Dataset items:
********************

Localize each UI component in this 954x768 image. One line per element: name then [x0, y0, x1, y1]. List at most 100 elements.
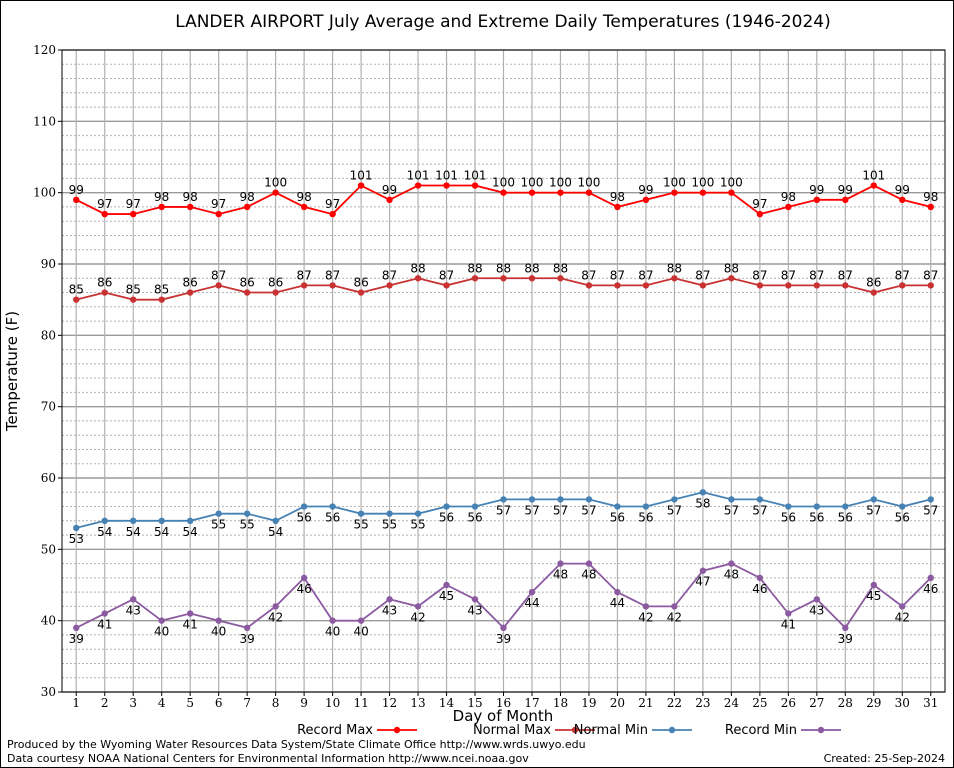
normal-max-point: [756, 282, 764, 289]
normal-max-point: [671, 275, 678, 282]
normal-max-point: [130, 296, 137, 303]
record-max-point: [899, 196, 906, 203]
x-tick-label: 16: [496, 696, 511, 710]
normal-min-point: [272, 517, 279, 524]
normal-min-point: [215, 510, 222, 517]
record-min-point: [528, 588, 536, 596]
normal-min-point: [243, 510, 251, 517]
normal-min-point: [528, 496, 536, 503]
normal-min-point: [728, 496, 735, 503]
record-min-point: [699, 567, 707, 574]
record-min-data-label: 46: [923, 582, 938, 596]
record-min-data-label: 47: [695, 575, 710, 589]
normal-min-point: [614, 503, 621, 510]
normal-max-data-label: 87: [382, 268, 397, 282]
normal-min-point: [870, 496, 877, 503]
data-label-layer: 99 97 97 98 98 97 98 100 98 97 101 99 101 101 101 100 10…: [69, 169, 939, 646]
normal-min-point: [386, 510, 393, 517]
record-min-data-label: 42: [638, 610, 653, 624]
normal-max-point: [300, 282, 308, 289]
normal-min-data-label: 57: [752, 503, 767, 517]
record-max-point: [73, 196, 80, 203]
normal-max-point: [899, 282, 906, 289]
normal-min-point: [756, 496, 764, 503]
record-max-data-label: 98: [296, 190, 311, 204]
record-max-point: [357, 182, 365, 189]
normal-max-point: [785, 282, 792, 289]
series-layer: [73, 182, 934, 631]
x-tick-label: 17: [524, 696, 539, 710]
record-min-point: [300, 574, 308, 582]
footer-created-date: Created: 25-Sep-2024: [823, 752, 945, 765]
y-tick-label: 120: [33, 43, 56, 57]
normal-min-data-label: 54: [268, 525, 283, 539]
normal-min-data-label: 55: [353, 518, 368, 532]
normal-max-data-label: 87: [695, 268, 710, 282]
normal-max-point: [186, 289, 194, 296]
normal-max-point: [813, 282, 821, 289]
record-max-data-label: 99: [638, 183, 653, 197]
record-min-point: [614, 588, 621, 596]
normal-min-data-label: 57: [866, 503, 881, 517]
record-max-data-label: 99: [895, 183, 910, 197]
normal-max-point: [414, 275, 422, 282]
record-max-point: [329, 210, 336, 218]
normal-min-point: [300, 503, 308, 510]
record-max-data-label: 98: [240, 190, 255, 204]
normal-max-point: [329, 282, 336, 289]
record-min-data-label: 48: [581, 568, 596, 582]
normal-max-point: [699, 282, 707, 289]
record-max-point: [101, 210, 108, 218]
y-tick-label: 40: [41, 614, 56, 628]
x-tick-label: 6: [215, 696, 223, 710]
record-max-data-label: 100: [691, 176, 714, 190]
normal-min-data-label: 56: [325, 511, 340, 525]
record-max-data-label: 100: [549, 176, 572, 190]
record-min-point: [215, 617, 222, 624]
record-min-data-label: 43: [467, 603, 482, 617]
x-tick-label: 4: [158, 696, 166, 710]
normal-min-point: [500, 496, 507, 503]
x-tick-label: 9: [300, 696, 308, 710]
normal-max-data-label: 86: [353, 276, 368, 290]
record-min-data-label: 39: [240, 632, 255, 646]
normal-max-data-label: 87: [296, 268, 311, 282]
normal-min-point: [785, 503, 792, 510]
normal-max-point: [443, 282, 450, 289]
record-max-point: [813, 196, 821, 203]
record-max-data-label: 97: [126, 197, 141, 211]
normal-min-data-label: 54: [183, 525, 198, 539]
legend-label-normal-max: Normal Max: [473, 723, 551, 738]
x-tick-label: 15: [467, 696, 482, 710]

********************

Write out the lines above exactly as they appear, leaving out the pictures.

EXERCISE ANSWER:
Localize each UI component in this 954x768 image. One line per element: name then [x0, y0, x1, y1]. List at most 100 elements.
normal-max-point: [756, 282, 764, 289]
normal-max-point: [671, 275, 678, 282]
normal-max-point: [130, 296, 137, 303]
record-max-point: [899, 196, 906, 203]
x-tick-label: 16: [496, 696, 511, 710]
normal-min-point: [272, 517, 279, 524]
normal-min-point: [215, 510, 222, 517]
record-min-point: [528, 588, 536, 596]
normal-min-point: [243, 510, 251, 517]
normal-min-point: [528, 496, 536, 503]
normal-min-point: [728, 496, 735, 503]
record-min-point: [699, 567, 707, 574]
record-min-data-label: 46: [923, 582, 938, 596]
record-min-data-label: 47: [695, 575, 710, 589]
normal-min-point: [614, 503, 621, 510]
normal-max-data-label: 87: [382, 268, 397, 282]
normal-min-point: [870, 496, 877, 503]
data-label-layer: 99 97 97 98 98 97 98 100 98 97 101 99 101 101 101 100 10…: [69, 169, 939, 646]
normal-min-point: [386, 510, 393, 517]
record-min-data-label: 42: [638, 610, 653, 624]
normal-max-point: [300, 282, 308, 289]
normal-min-data-label: 57: [752, 503, 767, 517]
record-max-point: [73, 196, 80, 203]
normal-max-point: [899, 282, 906, 289]
normal-min-point: [756, 496, 764, 503]
record-max-data-label: 98: [296, 190, 311, 204]
record-max-point: [357, 182, 365, 189]
normal-max-point: [785, 282, 792, 289]
series-layer: [73, 182, 934, 631]
x-tick-label: 17: [524, 696, 539, 710]
record-min-point: [300, 574, 308, 582]
footer-created-date: Created: 25-Sep-2024: [823, 752, 945, 765]
y-tick-label: 120: [33, 43, 56, 57]
normal-min-data-label: 54: [268, 525, 283, 539]
normal-min-data-label: 55: [353, 518, 368, 532]
normal-max-data-label: 87: [695, 268, 710, 282]
normal-max-point: [186, 289, 194, 296]
normal-max-point: [813, 282, 821, 289]
record-max-data-label: 99: [638, 183, 653, 197]
record-min-point: [614, 588, 621, 596]
normal-min-data-label: 57: [866, 503, 881, 517]
record-max-data-label: 99: [895, 183, 910, 197]
normal-max-point: [414, 275, 422, 282]
record-max-point: [329, 210, 336, 218]
normal-min-point: [300, 503, 308, 510]
record-max-data-label: 98: [240, 190, 255, 204]
normal-max-point: [329, 282, 336, 289]
record-min-data-label: 48: [581, 568, 596, 582]
normal-max-point: [699, 282, 707, 289]
record-max-point: [101, 210, 108, 218]
y-tick-label: 40: [41, 614, 56, 628]
x-tick-label: 6: [215, 696, 223, 710]
record-max-data-label: 100: [691, 176, 714, 190]
normal-min-data-label: 56: [325, 511, 340, 525]
record-max-data-label: 100: [549, 176, 572, 190]
record-min-point: [215, 617, 222, 624]
record-min-data-label: 43: [467, 603, 482, 617]
x-tick-label: 4: [158, 696, 166, 710]
normal-min-point: [500, 496, 507, 503]
x-tick-label: 9: [300, 696, 308, 710]
normal-max-data-label: 86: [353, 276, 368, 290]
record-min-data-label: 39: [240, 632, 255, 646]
normal-max-data-label: 87: [296, 268, 311, 282]
normal-min-point: [785, 503, 792, 510]
normal-max-point: [443, 282, 450, 289]
record-max-point: [813, 196, 821, 203]
record-max-data-label: 97: [126, 197, 141, 211]
normal-min-data-label: 54: [183, 525, 198, 539]
legend-label-normal-max: Normal Max: [473, 723, 551, 738]
x-tick-label: 15: [467, 696, 482, 710]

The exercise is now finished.